• Dataset rows:
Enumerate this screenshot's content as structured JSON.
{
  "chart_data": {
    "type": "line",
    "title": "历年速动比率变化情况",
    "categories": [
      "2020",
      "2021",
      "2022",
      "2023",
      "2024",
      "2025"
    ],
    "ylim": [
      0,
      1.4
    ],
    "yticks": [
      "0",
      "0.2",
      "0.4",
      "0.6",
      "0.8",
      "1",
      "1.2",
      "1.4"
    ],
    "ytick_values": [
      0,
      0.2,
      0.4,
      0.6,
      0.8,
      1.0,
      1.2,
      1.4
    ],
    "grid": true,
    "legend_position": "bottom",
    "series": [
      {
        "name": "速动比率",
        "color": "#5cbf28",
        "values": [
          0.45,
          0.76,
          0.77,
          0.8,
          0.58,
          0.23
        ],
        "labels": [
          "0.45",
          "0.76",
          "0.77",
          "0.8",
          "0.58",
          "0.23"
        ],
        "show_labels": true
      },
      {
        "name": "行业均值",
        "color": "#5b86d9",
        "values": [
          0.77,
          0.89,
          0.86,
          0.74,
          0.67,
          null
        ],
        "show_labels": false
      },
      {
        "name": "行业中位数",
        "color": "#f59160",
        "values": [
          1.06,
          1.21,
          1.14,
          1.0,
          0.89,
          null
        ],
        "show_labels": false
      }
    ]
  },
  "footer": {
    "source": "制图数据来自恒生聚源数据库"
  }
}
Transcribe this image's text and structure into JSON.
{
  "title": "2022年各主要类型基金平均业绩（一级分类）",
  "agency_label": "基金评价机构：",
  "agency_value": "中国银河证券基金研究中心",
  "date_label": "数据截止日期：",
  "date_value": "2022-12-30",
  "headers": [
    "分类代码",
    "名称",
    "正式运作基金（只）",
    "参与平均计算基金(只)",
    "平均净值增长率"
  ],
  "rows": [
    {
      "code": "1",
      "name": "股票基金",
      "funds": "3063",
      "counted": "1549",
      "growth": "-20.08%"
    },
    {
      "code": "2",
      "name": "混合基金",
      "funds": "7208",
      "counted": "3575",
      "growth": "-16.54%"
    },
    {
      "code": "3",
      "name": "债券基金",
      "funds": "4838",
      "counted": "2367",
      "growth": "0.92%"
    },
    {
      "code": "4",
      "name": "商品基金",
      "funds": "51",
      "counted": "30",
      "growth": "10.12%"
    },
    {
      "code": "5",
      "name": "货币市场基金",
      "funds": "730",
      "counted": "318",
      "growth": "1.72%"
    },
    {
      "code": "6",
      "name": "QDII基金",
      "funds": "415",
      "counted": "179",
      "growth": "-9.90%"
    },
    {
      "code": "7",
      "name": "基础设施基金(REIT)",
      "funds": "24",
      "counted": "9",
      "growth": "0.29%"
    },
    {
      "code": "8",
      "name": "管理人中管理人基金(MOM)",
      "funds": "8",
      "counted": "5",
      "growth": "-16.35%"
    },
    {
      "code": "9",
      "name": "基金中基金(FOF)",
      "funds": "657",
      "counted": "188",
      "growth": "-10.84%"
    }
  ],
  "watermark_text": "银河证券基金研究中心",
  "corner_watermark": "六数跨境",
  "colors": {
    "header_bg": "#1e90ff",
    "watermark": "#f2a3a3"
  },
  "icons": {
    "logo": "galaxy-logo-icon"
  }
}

• What you will do: Where a line holds the string "code", copy that line.

• Correct response:
      "code": "1",
      "code": "2",
      "code": "3",
      "code": "4",
      "code": "5",
      "code": "6",
      "code": "7",
      "code": "8",
      "code": "9",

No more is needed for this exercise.